How many lines in this material include the string "Type"? Answer with the number and nothing further.

- [Input material]:
|---|

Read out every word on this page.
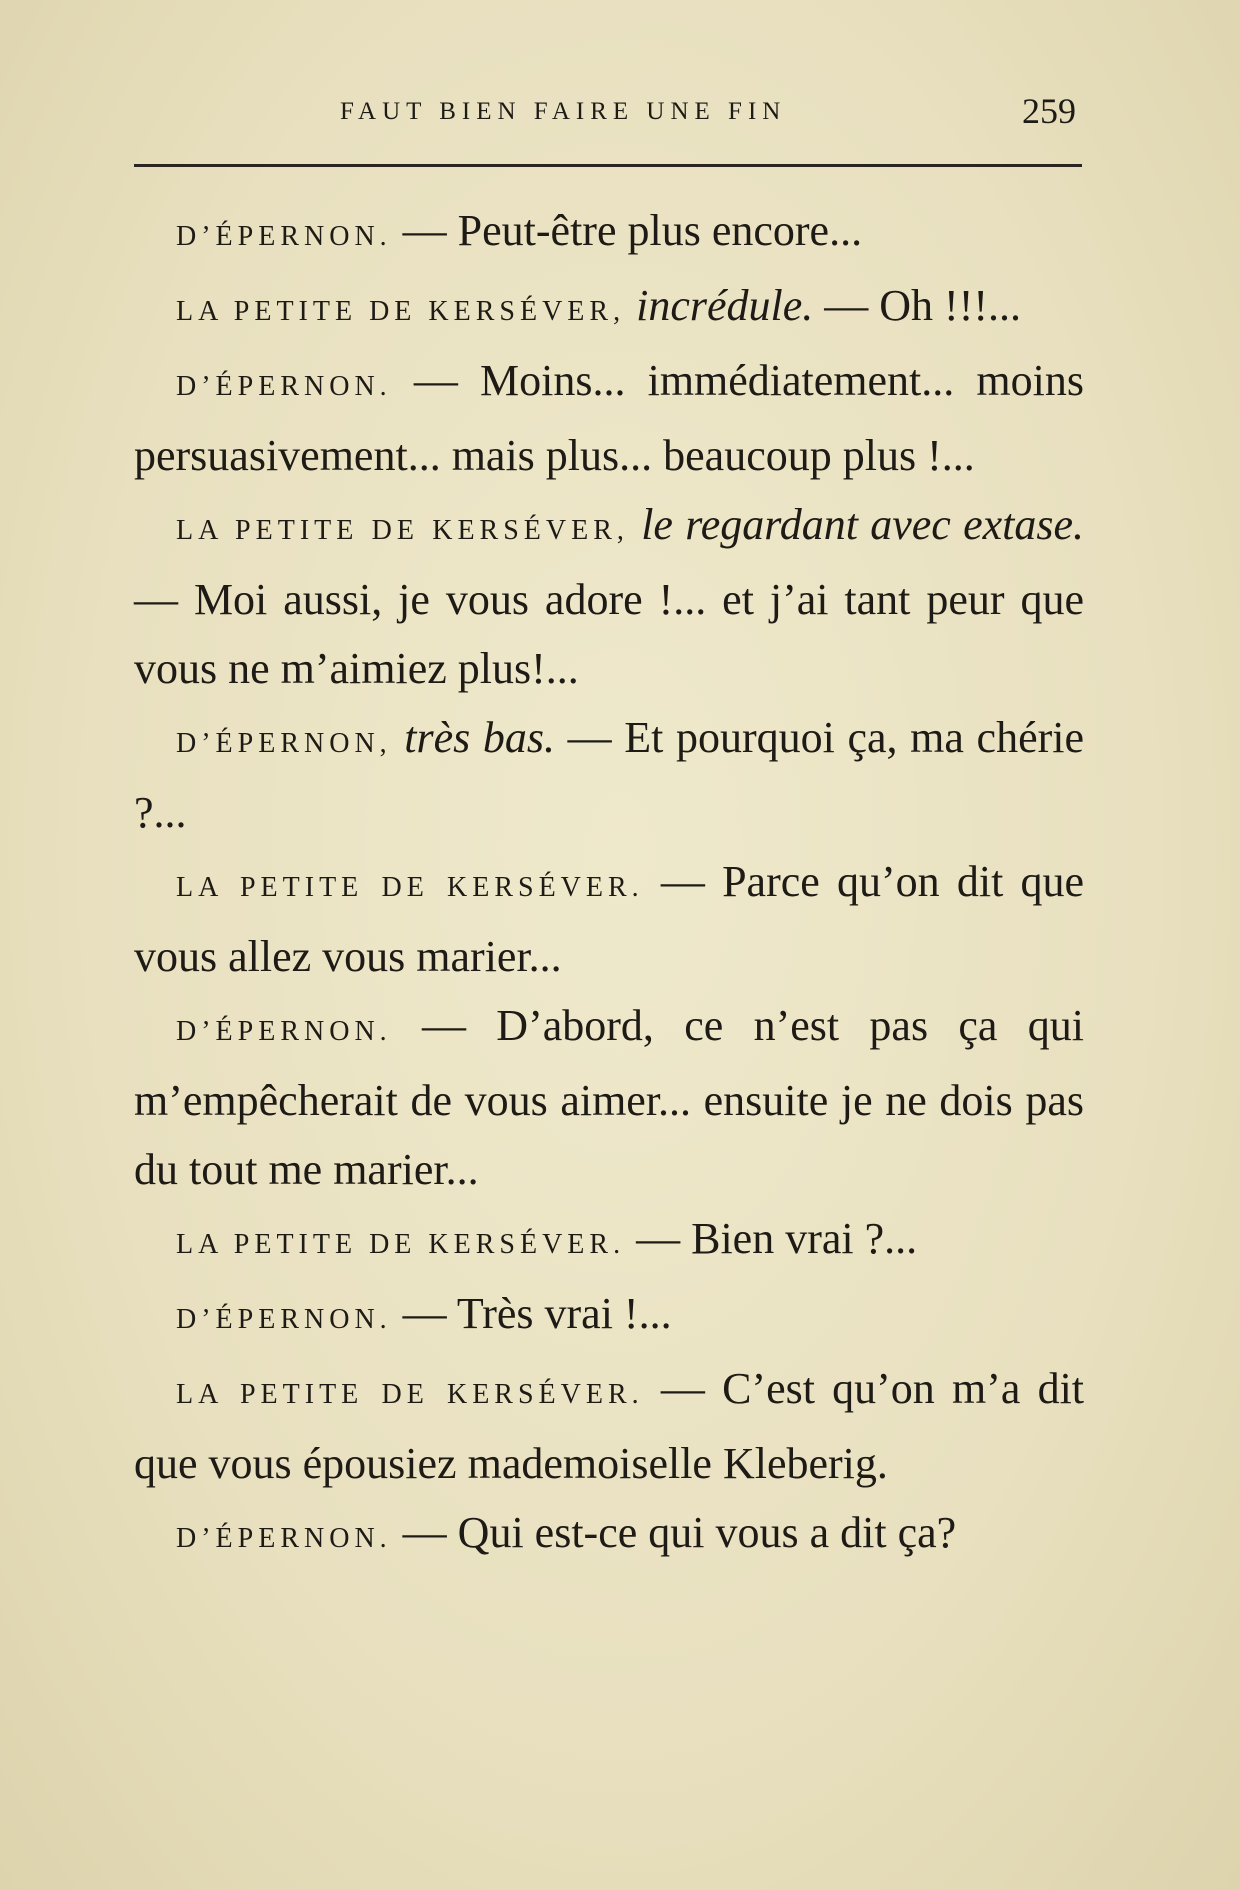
FAUT BIEN FAIRE UNE FIN	259

D’ÉPERNON. — Peut-être plus encore...

LA PETITE DE KERSÉVER, incrédule. — Oh !!!...

D’ÉPERNON. — Moins... immédiatement... moins persuasivement... mais plus... beaucoup plus !...

LA PETITE DE KERSÉVER, le regardant avec extase. — Moi aussi, je vous adore !... et j’ai tant peur que vous ne m’aimiez plus!...

D’ÉPERNON, très bas. — Et pourquoi ça, ma chérie ?...

LA PETITE DE KERSÉVER. — Parce qu’on dit que vous allez vous marier...

D’ÉPERNON. — D’abord, ce n’est pas ça qui m’empêcherait de vous aimer... ensuite je ne dois pas du tout me marier...

LA PETITE DE KERSÉVER. — Bien vrai ?...

D’ÉPERNON. — Très vrai !...

LA PETITE DE KERSÉVER. — C’est qu’on m’a dit que vous épousiez mademoiselle Kleberig.

D’ÉPERNON. — Qui est-ce qui vous a dit ça?
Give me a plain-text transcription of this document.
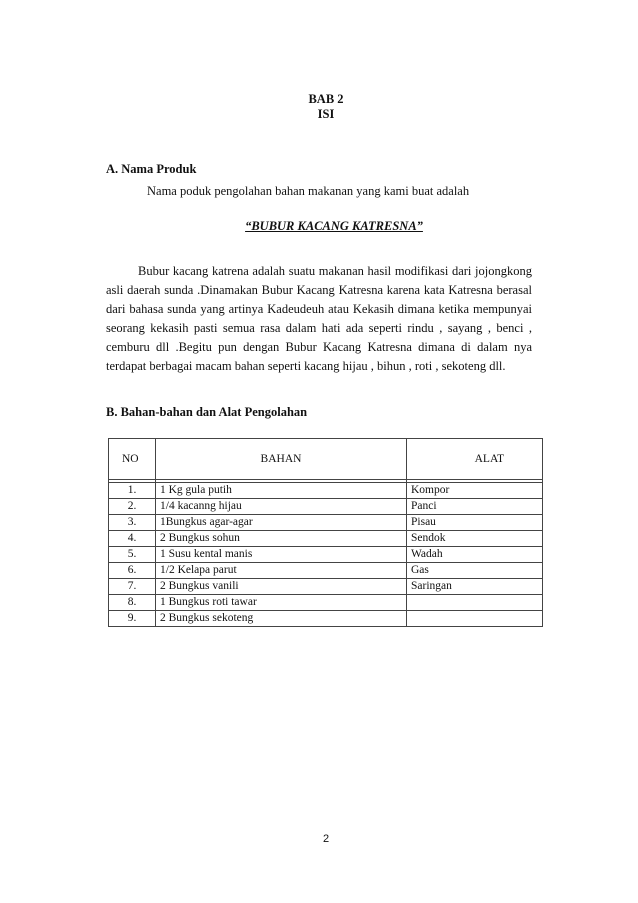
BAB 2
ISI
A. Nama Produk
Nama poduk pengolahan bahan makanan yang kami buat adalah
“BUBUR KACANG KATRESNA”

Bubur kacang katrena adalah suatu makanan hasil modifikasi dari jojongkong asli daerah sunda .Dinamakan Bubur Kacang Katresna karena kata Katresna berasal dari bahasa sunda yang artinya Kadeudeuh atau Kekasih dimana ketika mempunyai seorang kekasih pasti semua rasa dalam hati ada seperti rindu , sayang , benci , cemburu dll .Begitu pun dengan Bubur Kacang Katresna dimana di dalam nya terdapat berbagai macam bahan seperti kacang hijau , bihun , roti , sekoteng dll.

B. Bahan-bahan dan Alat Pengolahan
NO	BAHAN	ALAT

1.	1 Kg gula putih	Kompor
2.	1/4 kacanng hijau	Panci
3.	1Bungkus agar-agar	Pisau
4.	2 Bungkus sohun	Sendok
5.	1 Susu kental manis	Wadah
6.	1/2 Kelapa parut	Gas
7.	2 Bungkus vanili	Saringan
8.	1 Bungkus roti tawar	
9.	2 Bungkus sekoteng	
2
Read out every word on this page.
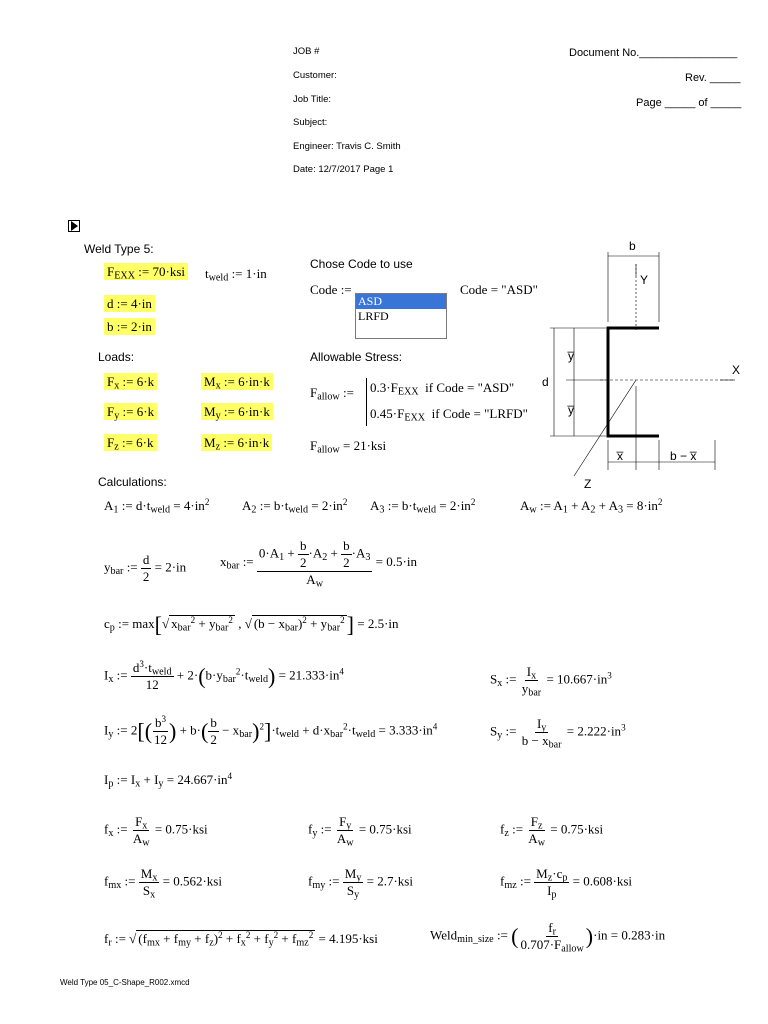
JOB #
Customer:
Job Title:
Subject:
Engineer: Travis C. Smith
Date: 12/7/2017 Page 1
Document No.________________
Rev. _____
Page _____ of _____
Weld Type 5:
$F_{EXX}$ := 70·ksi $t_{weld}$ := 1·in
d := 4·in
b := 2·in
Chose Code to use
Code :=
ASD
LRFD
Code = "ASD"
Loads:
$F_x$ := 6·k
$F_y$ := 6·k
$F_z$ := 6·k
$M_x$ := 6·in·k
$M_y$ := 6·in·k
$M_z$ := 6·in·k
Allowable Stress:
$F_{allow}$ := $0.3\cdot F_{EXX}$  if Code = "ASD"
$0.45\cdot F_{EXX}$  if Code = "LRFD"
$F_{allow} = 21\cdot ksi$
b
Y
X
Z
d
y̅
y̅
x̅	b − x̅
Calculations:
$A_1$ := $d\cdot t_{weld} = 4\cdot in^2$	$A_2$ := $b\cdot t_{weld} = 2\cdot in^2$ $A_3$ := $b\cdot t_{weld} = 2\cdot in^2$	$A_w$ := $A_1 + A_2 + A_3 = 8\cdot in^2$
$y_{bar}$ := $\frac{d}{2} = 2\cdot in$	$x_{bar}$ := $\frac{0\cdot A_1 + \frac{b}{2} \cdot A_2 + \frac{b}{2} \cdot A_3}{A_w} = 0.5\cdot in$
$c_p$ := max[√ $x_{bar}^2 + y_{bar}^2$ , √ $(b - x_{bar})^2 + y_{bar}^2] = 2.5\cdot in$
$I_x$ := $\frac{d^3\cdot t_{weld}}{12} + 2\cdot(b\cdot y_{bar}^2\cdot t_{weld}) = 21.333\cdot in^4$	$S_x$ := $\frac{I_x}{y_{bar}} = 10.667\cdot in^3$
$I_y$ := $2[( \frac{b^3}{12}$ ) + $b\cdot( \frac{b}{2} - x_{bar})^2]\cdot t_{weld} + d\cdot x_{bar}^2\cdot t_{weld} = 3.333\cdot in^4$	$S_y$ := $\frac{I_y}{b - x_{bar}} = 2.222\cdot in^3$
$I_p$ := $I_x + I_y = 24.667\cdot in^4$
$f_x$ := $\frac{F_x}{A_w} = 0.75\cdot ksi$	$f_y$ := $\frac{F_y}{A_w} = 0.75\cdot ksi$	$f_z$ := $\frac{F_z}{A_w} = 0.75\cdot ksi$
$f_{mx}$ := $\frac{M_x}{S_x} = 0.562\cdot ksi$	$f_{my}$ := $\frac{M_y}{S_y} = 2.7\cdot ksi$	$f_{mz}$ := $\frac{M_z\cdot c_p}{I_p} = 0.608\cdot ksi$
$f_r$ := √ $(f_{mx} + f_{my} + f_z)^2 + f_x^2 + f_y^2 + f_{mz}^2 = 4.195\cdot ksi$	Weld$_{min\_size}$ := ( $\frac{f_r}{0.707\cdot F_{allow}} )\cdot in = 0.283\cdot in$
Weld Type 05_C-Shape_R002.xmcd
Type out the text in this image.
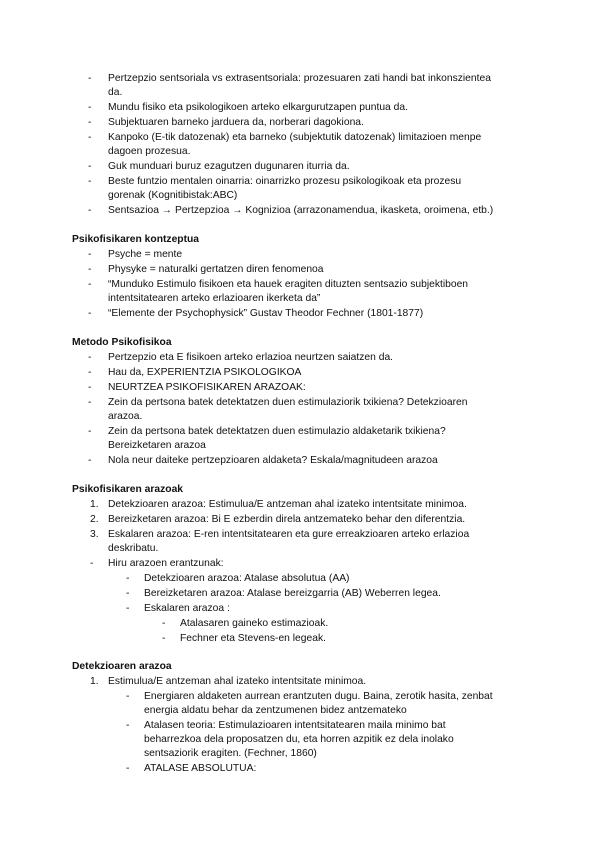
- Pertzepzio sentsoriala vs extrasentsoriala: prozesuaren zati handi bat inkonszientea
da.
- Mundu fisiko eta psikologikoen arteko elkargurutzapen puntua da.
- Subjektuaren barneko jarduera da, norberari dagokiona.
- Kanpoko (E-tik datozenak) eta barneko (subjektutik datozenak) limitazioen menpe
dagoen prozesua.
- Guk munduari buruz ezagutzen dugunaren iturria da.
- Beste funtzio mentalen oinarria: oinarrizko prozesu psikologikoak eta prozesu
gorenak (Kognitibistak:ABC)
- Sentsazioa → Pertzepzioa → Kognizioa (arrazonamendua, ikasketa, oroimena, etb.)
Psikofisikaren kontzeptua
- Psyche = mente
- Physyke = naturalki gertatzen diren fenomenoa
- “Munduko Estimulo fisikoen eta hauek eragiten dituzten sentsazio subjektiboen
intentsitatearen arteko erlazioaren ikerketa da”
- “Elemente der Psychophysick” Gustav Theodor Fechner (1801-1877)
Metodo Psikofisikoa
- Pertzepzio eta E fisikoen arteko erlazioa neurtzen saiatzen da.
- Hau da, EXPERIENTZIA PSIKOLOGIKOA
- NEURTZEA PSIKOFISIKAREN ARAZOAK:
- Zein da pertsona batek detektatzen duen estimulaziorik txikiena? Detekzioaren
arazoa.
- Zein da pertsona batek detektatzen duen estimulazio aldaketarik txikiena?
Bereizketaren arazoa
- Nola neur daiteke pertzepzioaren aldaketa? Eskala/magnitudeen arazoa
Psikofisikaren arazoak
1. Detekzioaren arazoa: Estimulua/E antzeman ahal izateko intentsitate minimoa.
2. Bereizketaren arazoa: Bi E ezberdin direla antzemateko behar den diferentzia.
3. Eskalaren arazoa: E-ren intentsitatearen eta gure erreakzioaren arteko erlazioa
deskribatu.
- Hiru arazoen erantzunak:
- Detekzioaren arazoa: Atalase absolutua (AA)
- Bereizketaren arazoa: Atalase bereizgarria (AB) Weberren legea.
- Eskalaren arazoa :
- Atalasaren gaineko estimazioak.
- Fechner eta Stevens-en legeak.
Detekzioaren arazoa
1. Estimulua/E antzeman ahal izateko intentsitate minimoa.
- Energiaren aldaketen aurrean erantzuten dugu. Baina, zerotik hasita, zenbat
energia aldatu behar da zentzumenen bidez antzemateko
- Atalasen teoria: Estimulazioaren intentsitatearen maila minimo bat
beharrezkoa dela proposatzen du, eta horren azpitik ez dela inolako
sentsaziorik eragiten. (Fechner, 1860)
- ATALASE ABSOLUTUA:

|---|

- [Finished answer]: 3